**DIRECTIONS**
Take every line where the string "group" appears and copy it.

**PROVIDED ENTRIES**
..............................

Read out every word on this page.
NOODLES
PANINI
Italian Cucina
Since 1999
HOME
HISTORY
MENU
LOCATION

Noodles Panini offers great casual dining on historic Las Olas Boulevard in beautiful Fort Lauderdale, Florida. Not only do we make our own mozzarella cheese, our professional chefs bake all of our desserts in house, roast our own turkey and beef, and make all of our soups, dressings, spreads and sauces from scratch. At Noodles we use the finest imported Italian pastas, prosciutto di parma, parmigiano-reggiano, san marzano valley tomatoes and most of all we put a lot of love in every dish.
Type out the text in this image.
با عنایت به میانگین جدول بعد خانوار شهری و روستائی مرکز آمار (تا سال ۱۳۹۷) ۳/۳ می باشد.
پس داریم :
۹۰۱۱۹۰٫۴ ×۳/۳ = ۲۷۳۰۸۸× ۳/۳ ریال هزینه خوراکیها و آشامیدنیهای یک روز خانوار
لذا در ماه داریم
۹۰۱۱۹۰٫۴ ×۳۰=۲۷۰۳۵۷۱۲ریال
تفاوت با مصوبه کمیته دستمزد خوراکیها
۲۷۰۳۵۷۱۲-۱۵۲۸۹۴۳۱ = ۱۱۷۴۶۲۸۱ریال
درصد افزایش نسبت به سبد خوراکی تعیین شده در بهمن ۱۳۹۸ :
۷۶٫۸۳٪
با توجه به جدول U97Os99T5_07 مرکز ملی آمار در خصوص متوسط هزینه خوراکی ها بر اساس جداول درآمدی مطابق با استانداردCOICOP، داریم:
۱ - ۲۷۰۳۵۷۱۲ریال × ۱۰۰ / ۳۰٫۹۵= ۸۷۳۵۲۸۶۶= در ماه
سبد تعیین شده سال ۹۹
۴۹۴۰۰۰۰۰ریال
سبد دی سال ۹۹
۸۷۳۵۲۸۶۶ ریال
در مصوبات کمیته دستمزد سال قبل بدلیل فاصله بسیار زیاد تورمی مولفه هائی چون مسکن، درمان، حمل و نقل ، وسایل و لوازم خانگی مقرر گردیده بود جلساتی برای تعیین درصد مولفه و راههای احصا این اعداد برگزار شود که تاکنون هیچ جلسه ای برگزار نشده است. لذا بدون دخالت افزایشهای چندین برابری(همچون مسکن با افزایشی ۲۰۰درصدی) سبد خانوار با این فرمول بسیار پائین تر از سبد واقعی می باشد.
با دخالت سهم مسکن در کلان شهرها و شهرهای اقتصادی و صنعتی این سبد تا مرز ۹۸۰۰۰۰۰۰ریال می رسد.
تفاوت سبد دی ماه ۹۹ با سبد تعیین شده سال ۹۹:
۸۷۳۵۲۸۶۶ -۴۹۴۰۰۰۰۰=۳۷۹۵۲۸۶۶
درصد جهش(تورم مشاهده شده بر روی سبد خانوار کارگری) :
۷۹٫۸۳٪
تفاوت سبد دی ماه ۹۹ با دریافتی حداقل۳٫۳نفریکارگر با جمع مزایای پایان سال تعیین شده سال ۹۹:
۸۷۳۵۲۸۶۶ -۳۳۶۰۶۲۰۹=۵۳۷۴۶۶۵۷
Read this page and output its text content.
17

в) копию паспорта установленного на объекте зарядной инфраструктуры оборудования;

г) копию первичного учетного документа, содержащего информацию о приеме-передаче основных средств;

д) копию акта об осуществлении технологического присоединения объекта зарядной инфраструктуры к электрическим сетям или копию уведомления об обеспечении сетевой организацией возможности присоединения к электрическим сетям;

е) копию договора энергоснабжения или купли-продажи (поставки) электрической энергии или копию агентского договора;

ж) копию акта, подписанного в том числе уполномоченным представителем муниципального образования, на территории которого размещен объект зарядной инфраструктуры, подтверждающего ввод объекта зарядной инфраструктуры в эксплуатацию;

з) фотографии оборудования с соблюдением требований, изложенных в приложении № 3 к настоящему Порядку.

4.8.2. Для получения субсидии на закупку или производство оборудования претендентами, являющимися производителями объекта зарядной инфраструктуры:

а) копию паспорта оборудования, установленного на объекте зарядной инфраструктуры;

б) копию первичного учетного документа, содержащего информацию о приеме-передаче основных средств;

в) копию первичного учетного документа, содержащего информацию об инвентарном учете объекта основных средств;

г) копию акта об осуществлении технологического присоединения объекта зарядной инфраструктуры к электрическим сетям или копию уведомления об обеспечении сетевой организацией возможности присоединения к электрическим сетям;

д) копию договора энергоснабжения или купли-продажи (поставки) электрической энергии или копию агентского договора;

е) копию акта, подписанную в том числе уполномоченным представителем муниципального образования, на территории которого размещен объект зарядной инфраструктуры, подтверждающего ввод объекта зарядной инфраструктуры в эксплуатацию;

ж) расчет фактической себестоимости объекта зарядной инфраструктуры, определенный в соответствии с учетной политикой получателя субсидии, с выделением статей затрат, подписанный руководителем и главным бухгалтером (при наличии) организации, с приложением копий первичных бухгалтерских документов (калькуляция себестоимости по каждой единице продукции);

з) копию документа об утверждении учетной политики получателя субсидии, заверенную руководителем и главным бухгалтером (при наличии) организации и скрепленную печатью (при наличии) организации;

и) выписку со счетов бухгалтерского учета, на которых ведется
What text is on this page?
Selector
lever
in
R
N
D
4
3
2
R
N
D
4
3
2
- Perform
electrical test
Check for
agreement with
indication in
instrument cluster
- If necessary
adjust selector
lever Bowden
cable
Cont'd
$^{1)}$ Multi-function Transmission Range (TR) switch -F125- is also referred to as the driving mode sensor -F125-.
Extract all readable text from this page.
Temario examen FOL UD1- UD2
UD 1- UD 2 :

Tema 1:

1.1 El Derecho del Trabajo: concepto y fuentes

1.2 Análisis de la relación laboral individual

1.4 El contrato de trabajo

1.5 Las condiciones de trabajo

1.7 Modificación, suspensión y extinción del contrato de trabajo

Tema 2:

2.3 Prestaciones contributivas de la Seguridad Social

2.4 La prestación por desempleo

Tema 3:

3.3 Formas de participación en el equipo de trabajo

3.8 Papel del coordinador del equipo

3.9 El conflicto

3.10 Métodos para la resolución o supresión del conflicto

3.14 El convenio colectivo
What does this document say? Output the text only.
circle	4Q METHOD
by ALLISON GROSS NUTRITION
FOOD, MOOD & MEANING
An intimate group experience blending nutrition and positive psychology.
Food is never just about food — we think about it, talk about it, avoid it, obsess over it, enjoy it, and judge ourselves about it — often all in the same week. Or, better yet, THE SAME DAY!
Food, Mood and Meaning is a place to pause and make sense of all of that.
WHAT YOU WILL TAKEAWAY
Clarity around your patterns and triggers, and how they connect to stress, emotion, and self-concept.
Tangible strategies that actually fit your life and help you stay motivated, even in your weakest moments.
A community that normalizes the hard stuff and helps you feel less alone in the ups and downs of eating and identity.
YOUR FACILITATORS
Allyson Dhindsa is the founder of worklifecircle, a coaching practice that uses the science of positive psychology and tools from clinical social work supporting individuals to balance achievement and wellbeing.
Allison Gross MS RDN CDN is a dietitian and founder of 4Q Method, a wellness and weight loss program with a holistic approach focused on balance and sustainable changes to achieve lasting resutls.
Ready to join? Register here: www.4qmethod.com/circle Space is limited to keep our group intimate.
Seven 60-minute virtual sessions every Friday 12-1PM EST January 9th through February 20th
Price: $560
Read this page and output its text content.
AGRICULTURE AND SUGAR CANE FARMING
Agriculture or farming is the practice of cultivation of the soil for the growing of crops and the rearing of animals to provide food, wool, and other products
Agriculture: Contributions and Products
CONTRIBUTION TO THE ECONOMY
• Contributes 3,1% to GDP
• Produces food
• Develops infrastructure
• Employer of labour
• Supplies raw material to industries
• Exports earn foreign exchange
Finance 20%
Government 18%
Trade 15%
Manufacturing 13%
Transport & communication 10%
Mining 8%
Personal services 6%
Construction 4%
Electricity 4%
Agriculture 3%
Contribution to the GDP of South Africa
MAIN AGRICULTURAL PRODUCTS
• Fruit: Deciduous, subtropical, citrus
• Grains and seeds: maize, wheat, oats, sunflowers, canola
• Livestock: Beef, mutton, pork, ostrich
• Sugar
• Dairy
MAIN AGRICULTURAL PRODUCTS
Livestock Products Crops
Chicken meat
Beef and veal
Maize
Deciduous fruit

..............................

**ANSWER TO THIS TASK**
An intimate group experience blending nutrition and positive psychology.
Ready to join? Register here: www.4qmethod.com/circle Space is limited to keep our group intimate.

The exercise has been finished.